## Work to do
Your job is to retype all of the data word for word, leaving every image out.

━━ Exercise inputs

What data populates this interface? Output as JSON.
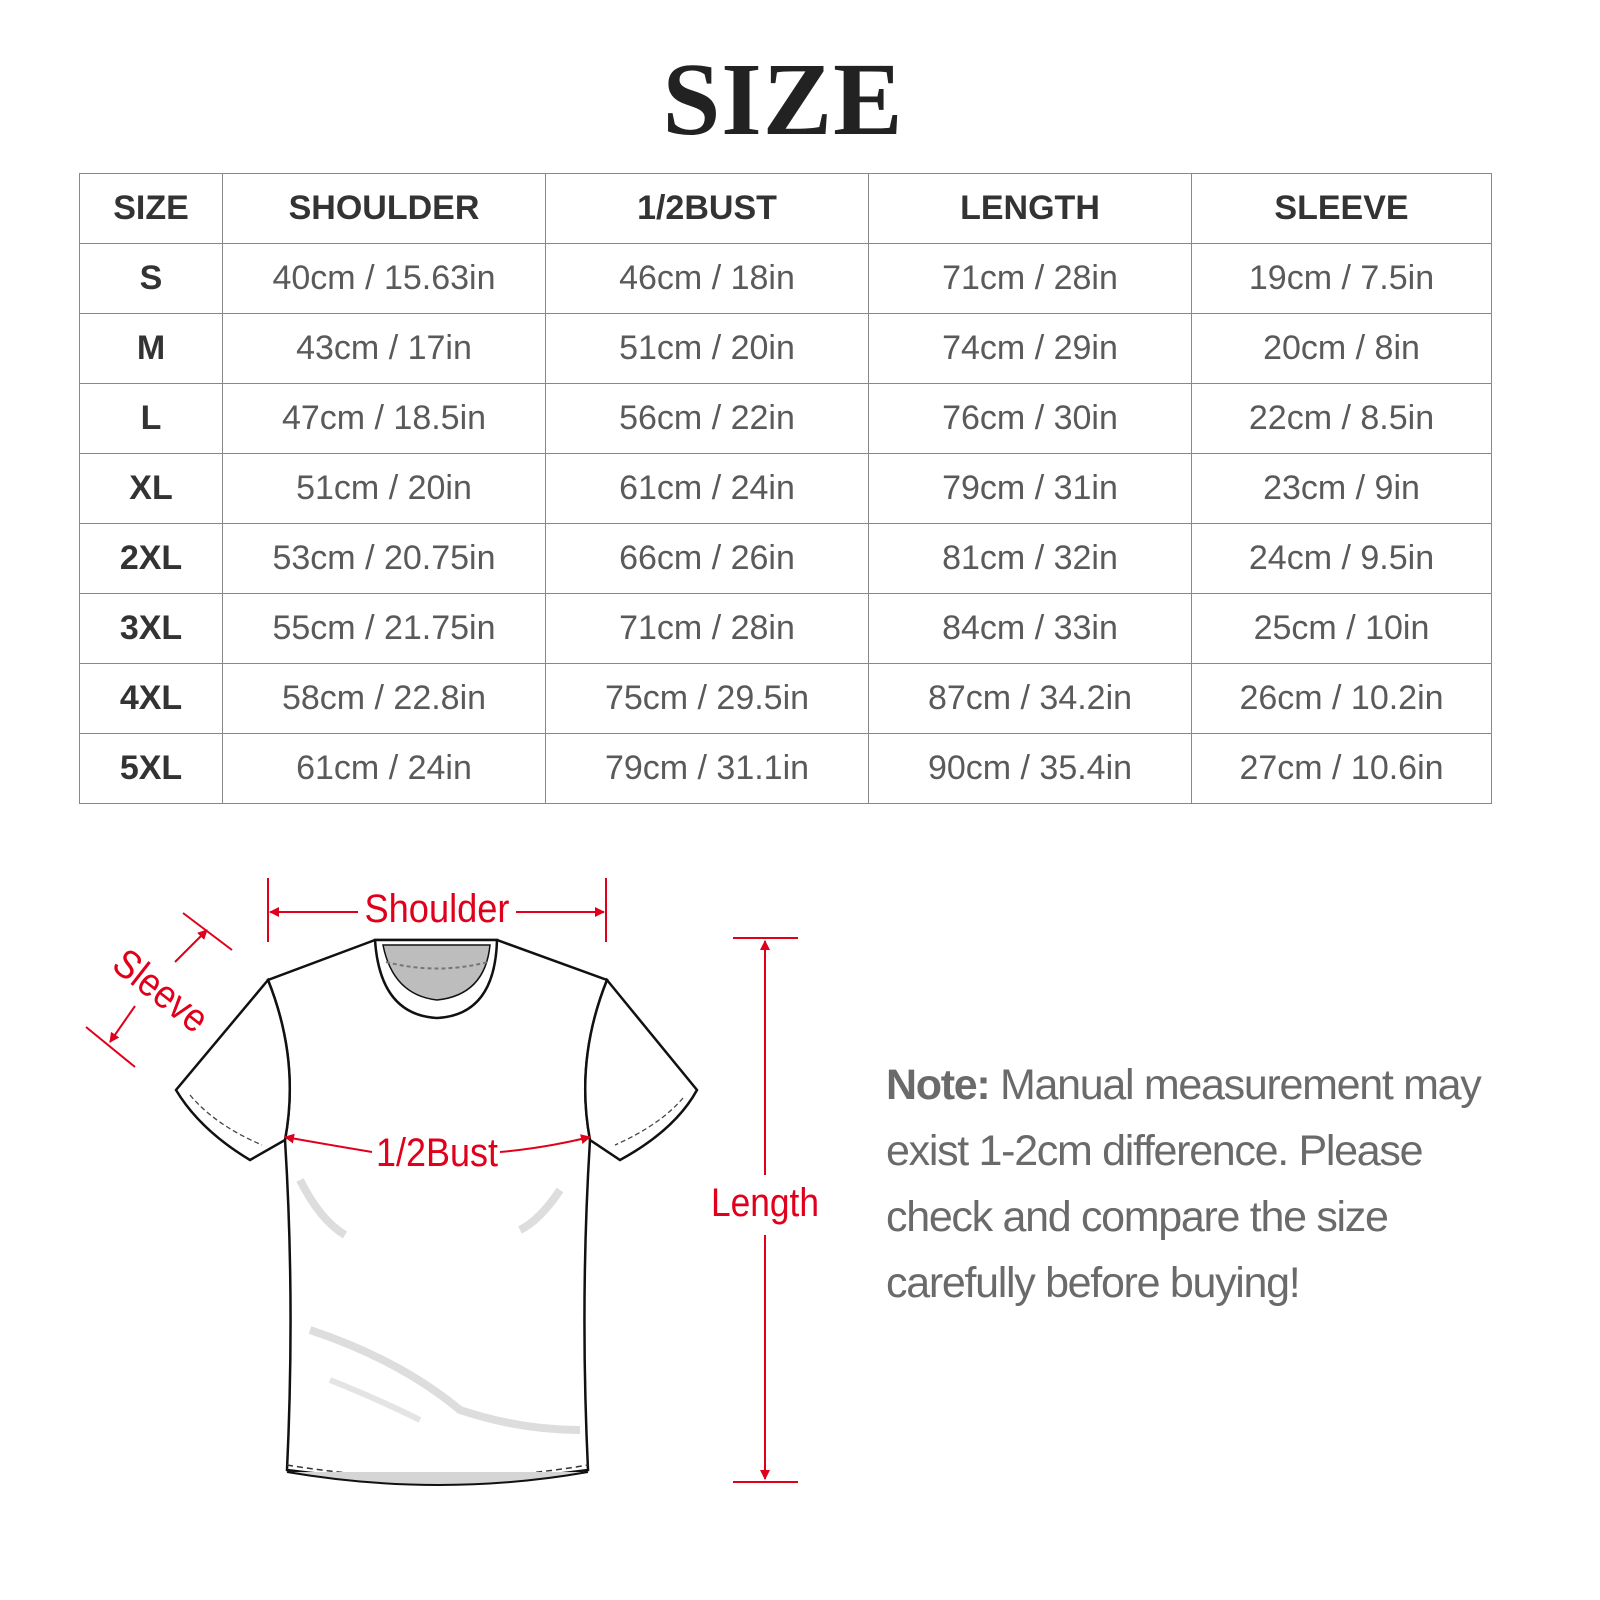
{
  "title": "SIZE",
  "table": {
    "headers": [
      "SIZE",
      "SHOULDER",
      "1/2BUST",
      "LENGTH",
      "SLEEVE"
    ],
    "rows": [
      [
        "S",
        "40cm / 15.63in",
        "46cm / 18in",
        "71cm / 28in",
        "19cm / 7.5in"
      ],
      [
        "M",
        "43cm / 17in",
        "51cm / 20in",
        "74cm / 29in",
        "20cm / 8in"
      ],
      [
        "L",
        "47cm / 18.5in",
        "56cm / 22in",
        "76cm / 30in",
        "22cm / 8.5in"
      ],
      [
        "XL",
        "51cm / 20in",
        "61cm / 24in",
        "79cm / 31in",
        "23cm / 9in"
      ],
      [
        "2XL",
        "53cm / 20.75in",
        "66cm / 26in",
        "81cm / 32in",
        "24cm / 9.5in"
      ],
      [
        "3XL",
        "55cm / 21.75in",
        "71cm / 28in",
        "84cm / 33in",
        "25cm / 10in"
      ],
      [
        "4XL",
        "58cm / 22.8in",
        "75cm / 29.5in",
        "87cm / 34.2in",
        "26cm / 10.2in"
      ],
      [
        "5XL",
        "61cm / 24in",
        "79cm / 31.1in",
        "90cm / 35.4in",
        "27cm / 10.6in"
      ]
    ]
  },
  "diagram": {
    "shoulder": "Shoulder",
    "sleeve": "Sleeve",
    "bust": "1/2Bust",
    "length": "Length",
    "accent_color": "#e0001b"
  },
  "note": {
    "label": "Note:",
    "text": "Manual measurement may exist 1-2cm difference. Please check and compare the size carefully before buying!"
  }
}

━━━━

## Result
What data populates this interface? Output as JSON.
{
  "title": "SIZE",
  "table": {
    "headers": [
      "SIZE",
      "SHOULDER",
      "1/2BUST",
      "LENGTH",
      "SLEEVE"
    ],
    "rows": [
      [
        "S",
        "40cm / 15.63in",
        "46cm / 18in",
        "71cm / 28in",
        "19cm / 7.5in"
      ],
      [
        "M",
        "43cm / 17in",
        "51cm / 20in",
        "74cm / 29in",
        "20cm / 8in"
      ],
      [
        "L",
        "47cm / 18.5in",
        "56cm / 22in",
        "76cm / 30in",
        "22cm / 8.5in"
      ],
      [
        "XL",
        "51cm / 20in",
        "61cm / 24in",
        "79cm / 31in",
        "23cm / 9in"
      ],
      [
        "2XL",
        "53cm / 20.75in",
        "66cm / 26in",
        "81cm / 32in",
        "24cm / 9.5in"
      ],
      [
        "3XL",
        "55cm / 21.75in",
        "71cm / 28in",
        "84cm / 33in",
        "25cm / 10in"
      ],
      [
        "4XL",
        "58cm / 22.8in",
        "75cm / 29.5in",
        "87cm / 34.2in",
        "26cm / 10.2in"
      ],
      [
        "5XL",
        "61cm / 24in",
        "79cm / 31.1in",
        "90cm / 35.4in",
        "27cm / 10.6in"
      ]
    ]
  },
  "diagram": {
    "shoulder": "Shoulder",
    "sleeve": "Sleeve",
    "bust": "1/2Bust",
    "length": "Length",
    "accent_color": "#e0001b"
  },
  "note": {
    "label": "Note:",
    "text": "Manual measurement may exist 1-2cm difference. Please check and compare the size carefully before buying!"
  }
}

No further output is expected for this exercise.